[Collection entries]
▼

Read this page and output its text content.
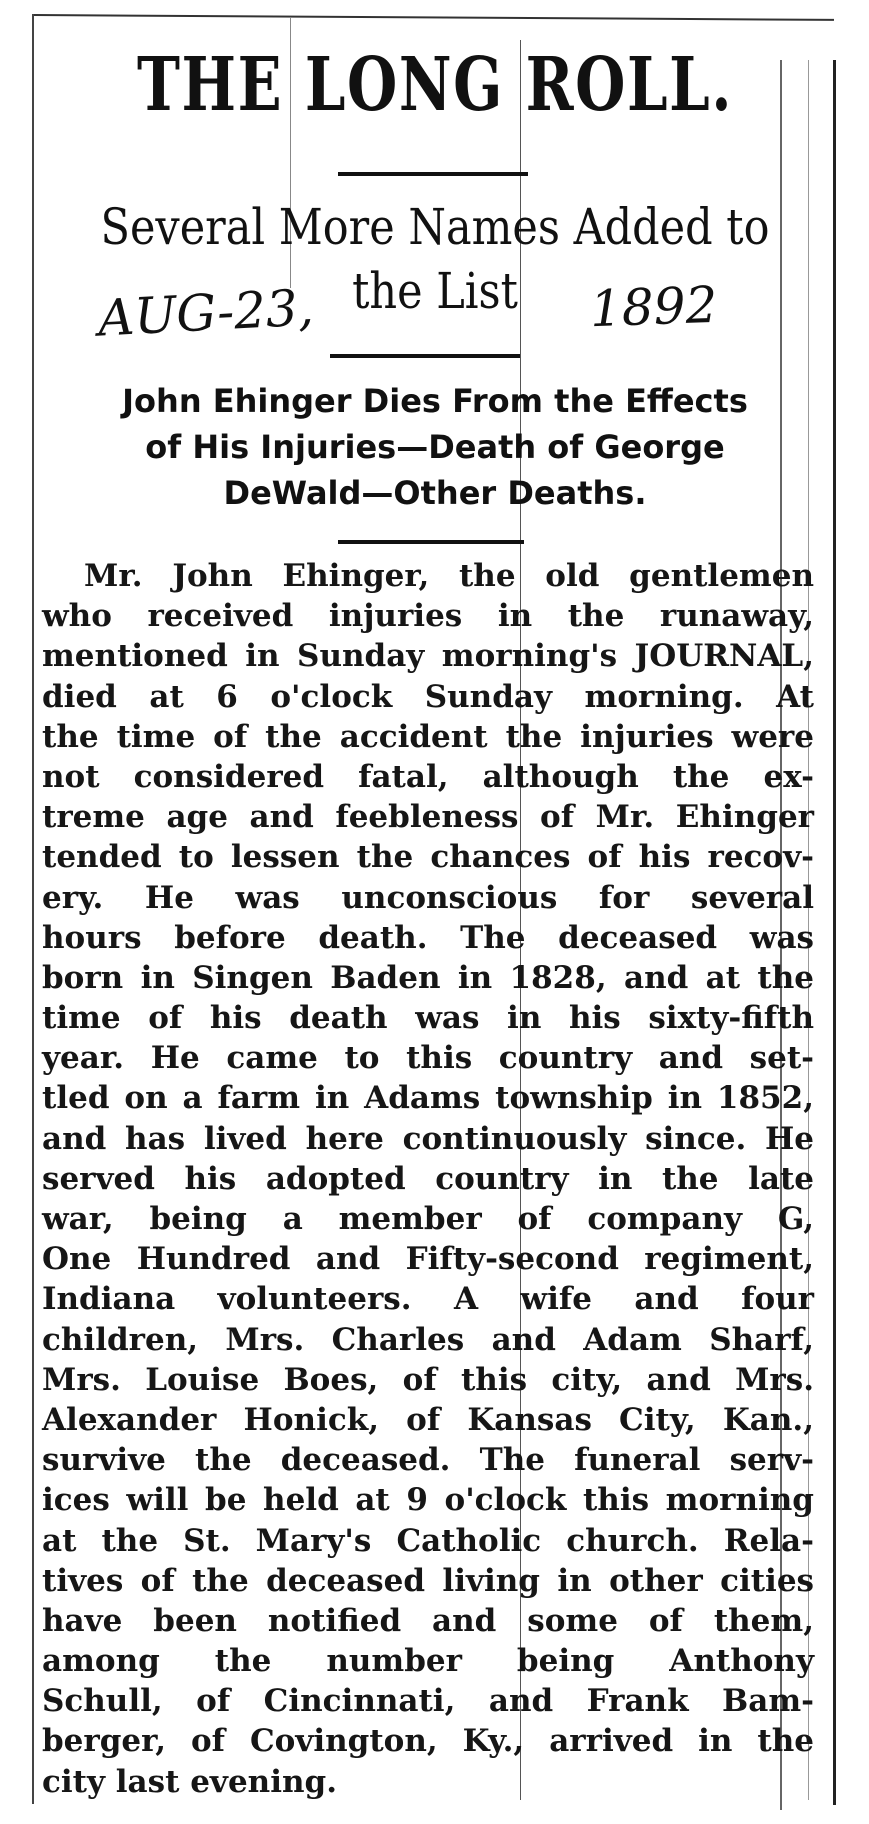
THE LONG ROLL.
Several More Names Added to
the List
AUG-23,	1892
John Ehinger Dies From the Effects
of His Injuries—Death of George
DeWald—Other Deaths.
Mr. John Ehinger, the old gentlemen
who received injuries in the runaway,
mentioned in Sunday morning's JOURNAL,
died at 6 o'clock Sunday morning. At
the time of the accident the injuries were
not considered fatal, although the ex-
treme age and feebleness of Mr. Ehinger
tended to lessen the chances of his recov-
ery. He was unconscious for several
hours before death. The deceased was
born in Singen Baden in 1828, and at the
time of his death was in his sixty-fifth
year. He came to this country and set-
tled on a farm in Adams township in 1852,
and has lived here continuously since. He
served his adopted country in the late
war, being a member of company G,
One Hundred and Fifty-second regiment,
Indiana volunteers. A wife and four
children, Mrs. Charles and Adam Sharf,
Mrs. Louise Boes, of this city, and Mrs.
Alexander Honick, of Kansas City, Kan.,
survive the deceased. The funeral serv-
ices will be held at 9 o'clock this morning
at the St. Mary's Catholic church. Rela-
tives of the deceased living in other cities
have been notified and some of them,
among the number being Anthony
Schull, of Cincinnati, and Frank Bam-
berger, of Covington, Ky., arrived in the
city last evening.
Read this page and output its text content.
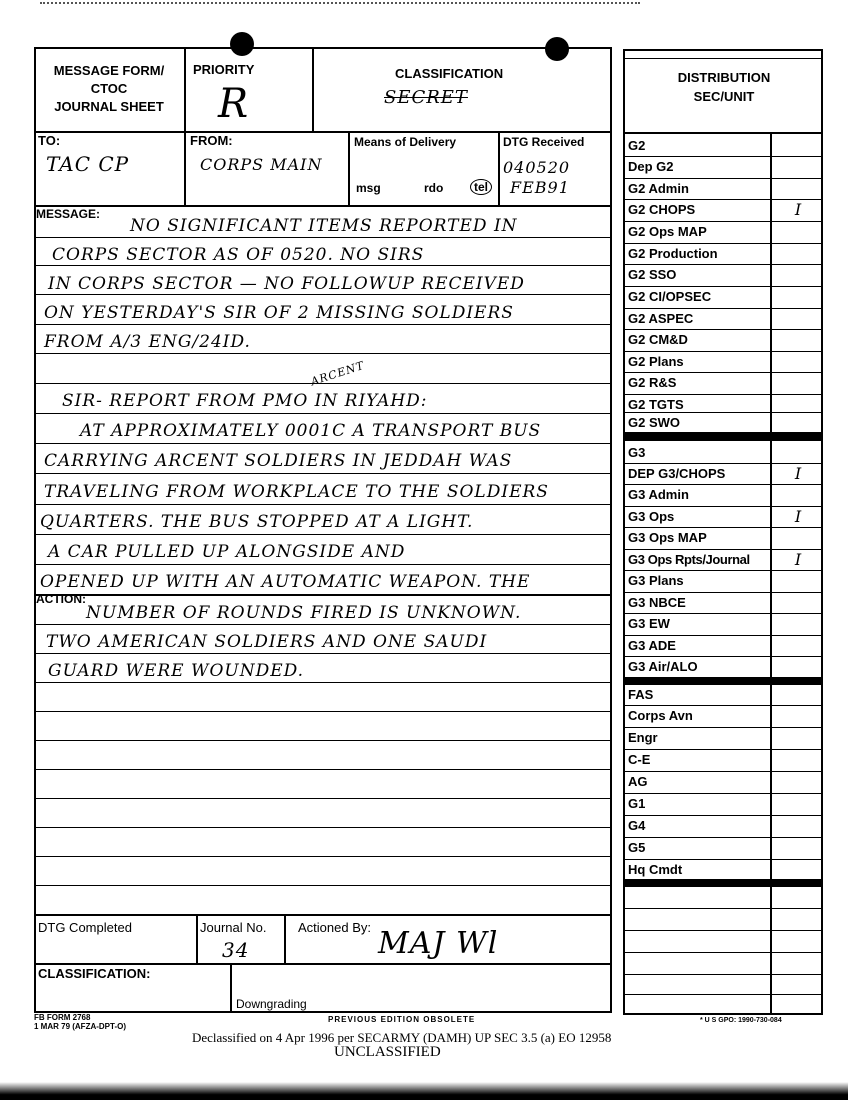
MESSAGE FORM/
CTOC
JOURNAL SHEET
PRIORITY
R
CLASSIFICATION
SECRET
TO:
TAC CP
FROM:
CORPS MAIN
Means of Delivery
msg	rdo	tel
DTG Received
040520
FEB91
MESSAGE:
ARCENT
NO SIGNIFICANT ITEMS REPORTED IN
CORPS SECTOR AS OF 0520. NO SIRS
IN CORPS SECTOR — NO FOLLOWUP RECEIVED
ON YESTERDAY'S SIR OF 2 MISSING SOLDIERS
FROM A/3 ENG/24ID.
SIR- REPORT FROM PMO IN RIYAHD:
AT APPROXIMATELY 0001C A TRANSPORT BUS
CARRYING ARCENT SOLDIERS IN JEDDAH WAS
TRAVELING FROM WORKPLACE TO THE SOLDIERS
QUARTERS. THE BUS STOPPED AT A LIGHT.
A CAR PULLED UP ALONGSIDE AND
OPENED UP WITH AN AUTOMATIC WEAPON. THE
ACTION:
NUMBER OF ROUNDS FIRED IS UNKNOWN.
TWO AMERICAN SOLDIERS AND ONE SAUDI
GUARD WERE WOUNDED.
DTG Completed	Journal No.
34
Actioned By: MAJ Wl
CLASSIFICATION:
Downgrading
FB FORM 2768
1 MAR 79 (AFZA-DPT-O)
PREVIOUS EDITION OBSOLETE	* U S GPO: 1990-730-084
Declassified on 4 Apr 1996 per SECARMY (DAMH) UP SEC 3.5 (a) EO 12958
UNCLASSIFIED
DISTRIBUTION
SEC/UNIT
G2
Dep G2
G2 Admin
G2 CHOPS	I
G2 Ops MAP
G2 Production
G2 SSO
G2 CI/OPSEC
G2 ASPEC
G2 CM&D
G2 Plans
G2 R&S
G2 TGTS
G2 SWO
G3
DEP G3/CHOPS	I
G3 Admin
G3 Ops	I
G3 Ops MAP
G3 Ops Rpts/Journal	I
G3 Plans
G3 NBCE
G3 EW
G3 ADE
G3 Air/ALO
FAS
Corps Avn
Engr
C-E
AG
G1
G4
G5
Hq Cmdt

▲
▼

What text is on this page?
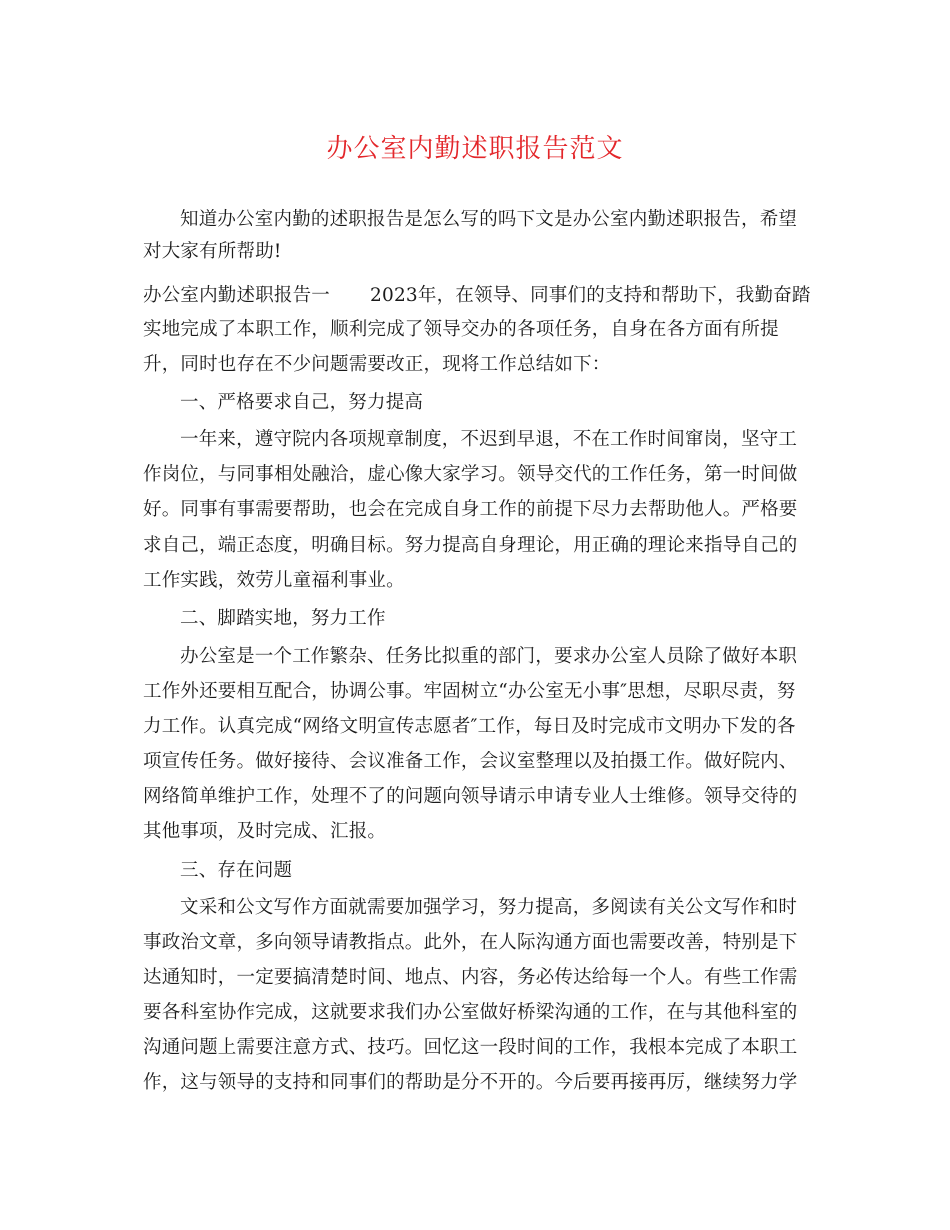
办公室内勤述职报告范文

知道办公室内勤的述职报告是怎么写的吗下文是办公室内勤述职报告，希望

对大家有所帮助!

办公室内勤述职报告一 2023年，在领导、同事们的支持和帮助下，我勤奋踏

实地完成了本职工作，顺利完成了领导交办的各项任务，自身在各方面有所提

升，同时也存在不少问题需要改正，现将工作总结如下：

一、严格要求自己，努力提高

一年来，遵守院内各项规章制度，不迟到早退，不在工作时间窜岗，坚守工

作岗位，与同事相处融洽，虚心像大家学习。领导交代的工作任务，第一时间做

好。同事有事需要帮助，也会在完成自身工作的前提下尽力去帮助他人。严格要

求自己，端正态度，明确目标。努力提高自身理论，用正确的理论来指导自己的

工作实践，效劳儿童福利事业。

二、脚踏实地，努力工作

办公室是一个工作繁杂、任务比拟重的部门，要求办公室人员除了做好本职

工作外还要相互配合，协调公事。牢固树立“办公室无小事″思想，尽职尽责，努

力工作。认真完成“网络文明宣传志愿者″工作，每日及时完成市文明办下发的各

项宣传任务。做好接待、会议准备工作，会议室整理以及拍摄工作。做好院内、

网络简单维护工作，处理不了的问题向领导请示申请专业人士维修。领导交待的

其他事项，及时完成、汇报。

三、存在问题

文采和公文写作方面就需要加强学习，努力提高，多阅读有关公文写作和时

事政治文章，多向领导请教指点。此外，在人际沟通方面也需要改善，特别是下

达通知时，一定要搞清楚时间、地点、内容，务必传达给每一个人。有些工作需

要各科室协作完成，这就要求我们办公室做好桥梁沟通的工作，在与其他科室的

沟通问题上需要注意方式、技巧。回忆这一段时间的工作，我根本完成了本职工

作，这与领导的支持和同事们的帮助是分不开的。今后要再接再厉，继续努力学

▲

**EXERCISE DESCRIPTION:** Determine how many lines in the records contain "clock", and reply with the number only.

**ANSWER:** 2